#### Exercise
Write out the data again in full, exactly as it reads.

#### Working data
------

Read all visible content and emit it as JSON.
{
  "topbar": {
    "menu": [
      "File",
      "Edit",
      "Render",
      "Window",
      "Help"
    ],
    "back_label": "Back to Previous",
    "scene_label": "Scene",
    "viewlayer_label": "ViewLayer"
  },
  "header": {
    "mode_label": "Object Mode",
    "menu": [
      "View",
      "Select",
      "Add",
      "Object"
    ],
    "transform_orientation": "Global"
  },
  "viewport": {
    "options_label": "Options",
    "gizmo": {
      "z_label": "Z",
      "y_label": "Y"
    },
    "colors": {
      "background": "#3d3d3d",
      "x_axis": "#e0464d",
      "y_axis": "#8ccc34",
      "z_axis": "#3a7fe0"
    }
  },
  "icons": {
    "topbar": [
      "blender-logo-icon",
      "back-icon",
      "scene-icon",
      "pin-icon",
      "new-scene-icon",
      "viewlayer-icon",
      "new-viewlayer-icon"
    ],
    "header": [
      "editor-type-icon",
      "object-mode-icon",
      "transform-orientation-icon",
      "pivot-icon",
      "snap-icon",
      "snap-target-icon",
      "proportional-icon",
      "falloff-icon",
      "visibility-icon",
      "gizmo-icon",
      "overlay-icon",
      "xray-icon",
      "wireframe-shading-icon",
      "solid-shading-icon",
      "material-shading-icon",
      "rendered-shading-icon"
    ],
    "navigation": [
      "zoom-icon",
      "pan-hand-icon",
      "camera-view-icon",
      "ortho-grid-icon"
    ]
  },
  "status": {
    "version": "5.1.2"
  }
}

------

#### Solution to the exercise
Read all visible content and emit it as JSON.
{
  "topbar": {
    "menu": [
      "File",
      "Edit",
      "Render",
      "Window",
      "Help"
    ],
    "back_label": "Back to Previous",
    "scene_label": "Scene",
    "viewlayer_label": "ViewLayer"
  },
  "header": {
    "mode_label": "Object Mode",
    "menu": [
      "View",
      "Select",
      "Add",
      "Object"
    ],
    "transform_orientation": "Global"
  },
  "viewport": {
    "options_label": "Options",
    "gizmo": {
      "z_label": "Z",
      "y_label": "Y"
    },
    "colors": {
      "background": "#3d3d3d",
      "x_axis": "#e0464d",
      "y_axis": "#8ccc34",
      "z_axis": "#3a7fe0"
    }
  },
  "icons": {
    "topbar": [
      "blender-logo-icon",
      "back-icon",
      "scene-icon",
      "pin-icon",
      "new-scene-icon",
      "viewlayer-icon",
      "new-viewlayer-icon"
    ],
    "header": [
      "editor-type-icon",
      "object-mode-icon",
      "transform-orientation-icon",
      "pivot-icon",
      "snap-icon",
      "snap-target-icon",
      "proportional-icon",
      "falloff-icon",
      "visibility-icon",
      "gizmo-icon",
      "overlay-icon",
      "xray-icon",
      "wireframe-shading-icon",
      "solid-shading-icon",
      "material-shading-icon",
      "rendered-shading-icon"
    ],
    "navigation": [
      "zoom-icon",
      "pan-hand-icon",
      "camera-view-icon",
      "ortho-grid-icon"
    ]
  },
  "status": {
    "version": "5.1.2"
  }
}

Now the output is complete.